Defining the pattern of cell death and replacement

Maintenance of cell numbers in tissue requires mechanical forces to select cells to divide following programmed cell death

Researchers from the Toyama Lab at MBI uncover how mechanical factors including force and nuclear size direct cell death and replacement. This study was published in Developmental Cell. https://doi.org/10.1038/s44318-024-00114-4

Writer: Justin Lu. Editor: Andrew Wong.

When cells die through the naturally occurring process of apoptosis, or programmed cell death, the neighboring cells are stimulated to undergo cell division to fill the gap in the tissue left by the dead cell; this is a process known as compensatory proliferation, and it is essential to ensuring tissue homeostasis. This phenomenon was first discovered over 40 years ago when Dr. John Haynie and Prof. Peter Bryant conducted an experiment killing 60% of cells in Drosophila wing discs and observed that the remaining cells were remarkably able to restore the wing to its original size.

Research has shown that various mitogenic signals released by the apoptotic cell are shown to trigger cell proliferation in adjacent cells but interestingly, only certain adjacent cells are triggered. Thus, a long-standing mystery in the field of cell biology has been, “Why are only some neighboring cells triggered to divide after apoptosis?” A team of researchers from the Mechanobiology Institute and the Department of Biological Sciences, National University of Singapore, and contributors from Paris, France and Tokyo, Japan may have found the solution.

Exercise description:
In the text on cell death and replacement, what share of cells in Drosophila wing discs did Dr. John Haynie and Prof. Peter Bryant kill in their experiment?

Entries shown:
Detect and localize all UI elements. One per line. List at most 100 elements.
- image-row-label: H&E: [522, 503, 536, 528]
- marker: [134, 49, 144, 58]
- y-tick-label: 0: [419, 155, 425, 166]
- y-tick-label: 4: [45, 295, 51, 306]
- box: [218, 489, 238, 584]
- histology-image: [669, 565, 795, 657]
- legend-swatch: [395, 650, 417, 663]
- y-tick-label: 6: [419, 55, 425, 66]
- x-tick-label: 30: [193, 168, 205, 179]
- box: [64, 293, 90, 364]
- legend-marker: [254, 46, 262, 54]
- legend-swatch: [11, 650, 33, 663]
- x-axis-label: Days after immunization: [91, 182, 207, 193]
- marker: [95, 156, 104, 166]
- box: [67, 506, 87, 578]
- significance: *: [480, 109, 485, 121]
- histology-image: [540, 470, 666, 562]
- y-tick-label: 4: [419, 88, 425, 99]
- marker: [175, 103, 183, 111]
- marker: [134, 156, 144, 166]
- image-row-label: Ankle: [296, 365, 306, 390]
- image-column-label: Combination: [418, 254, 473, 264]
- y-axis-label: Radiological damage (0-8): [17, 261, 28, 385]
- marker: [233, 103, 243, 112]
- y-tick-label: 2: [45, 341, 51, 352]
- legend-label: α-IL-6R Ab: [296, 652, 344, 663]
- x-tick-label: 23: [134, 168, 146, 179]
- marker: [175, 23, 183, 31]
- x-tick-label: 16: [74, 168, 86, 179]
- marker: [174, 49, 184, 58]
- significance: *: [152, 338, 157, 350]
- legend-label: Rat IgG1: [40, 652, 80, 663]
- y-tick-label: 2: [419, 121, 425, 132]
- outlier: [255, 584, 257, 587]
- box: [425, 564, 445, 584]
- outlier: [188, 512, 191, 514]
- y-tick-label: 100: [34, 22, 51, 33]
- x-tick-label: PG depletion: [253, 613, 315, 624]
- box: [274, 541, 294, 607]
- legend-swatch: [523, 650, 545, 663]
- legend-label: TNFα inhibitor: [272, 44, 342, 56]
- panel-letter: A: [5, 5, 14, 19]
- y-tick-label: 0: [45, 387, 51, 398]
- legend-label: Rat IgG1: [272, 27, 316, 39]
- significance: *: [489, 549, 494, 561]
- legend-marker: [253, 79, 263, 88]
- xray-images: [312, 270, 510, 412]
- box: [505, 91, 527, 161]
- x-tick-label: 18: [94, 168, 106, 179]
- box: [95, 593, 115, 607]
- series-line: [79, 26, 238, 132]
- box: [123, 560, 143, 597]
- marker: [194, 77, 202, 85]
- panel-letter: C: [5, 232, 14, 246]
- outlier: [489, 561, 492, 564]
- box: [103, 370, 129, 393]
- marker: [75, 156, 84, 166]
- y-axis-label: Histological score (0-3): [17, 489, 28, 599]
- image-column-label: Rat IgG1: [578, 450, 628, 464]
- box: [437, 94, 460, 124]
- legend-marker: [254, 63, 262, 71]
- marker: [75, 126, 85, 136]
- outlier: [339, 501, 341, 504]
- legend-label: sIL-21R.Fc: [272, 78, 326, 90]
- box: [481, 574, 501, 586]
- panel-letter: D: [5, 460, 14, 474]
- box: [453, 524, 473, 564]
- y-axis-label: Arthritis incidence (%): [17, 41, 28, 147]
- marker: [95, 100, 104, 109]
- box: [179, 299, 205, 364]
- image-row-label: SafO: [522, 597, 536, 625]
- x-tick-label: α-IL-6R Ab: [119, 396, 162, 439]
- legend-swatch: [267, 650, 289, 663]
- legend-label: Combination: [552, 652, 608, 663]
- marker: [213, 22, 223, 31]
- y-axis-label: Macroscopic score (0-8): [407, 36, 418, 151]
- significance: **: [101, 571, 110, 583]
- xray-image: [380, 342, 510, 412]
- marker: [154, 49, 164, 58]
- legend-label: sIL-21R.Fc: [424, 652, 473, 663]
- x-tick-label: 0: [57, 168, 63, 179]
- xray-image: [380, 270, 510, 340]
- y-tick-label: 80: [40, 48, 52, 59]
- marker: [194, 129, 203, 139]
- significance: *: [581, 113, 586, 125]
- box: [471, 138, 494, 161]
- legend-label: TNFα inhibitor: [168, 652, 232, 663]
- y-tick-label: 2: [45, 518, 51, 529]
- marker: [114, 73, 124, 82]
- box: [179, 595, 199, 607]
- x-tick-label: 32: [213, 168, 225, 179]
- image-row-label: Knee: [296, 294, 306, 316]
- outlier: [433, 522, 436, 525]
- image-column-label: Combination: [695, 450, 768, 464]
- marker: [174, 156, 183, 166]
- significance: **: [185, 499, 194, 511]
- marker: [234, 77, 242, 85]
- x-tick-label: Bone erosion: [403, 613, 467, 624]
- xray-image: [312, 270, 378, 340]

Solution to the problem:
60%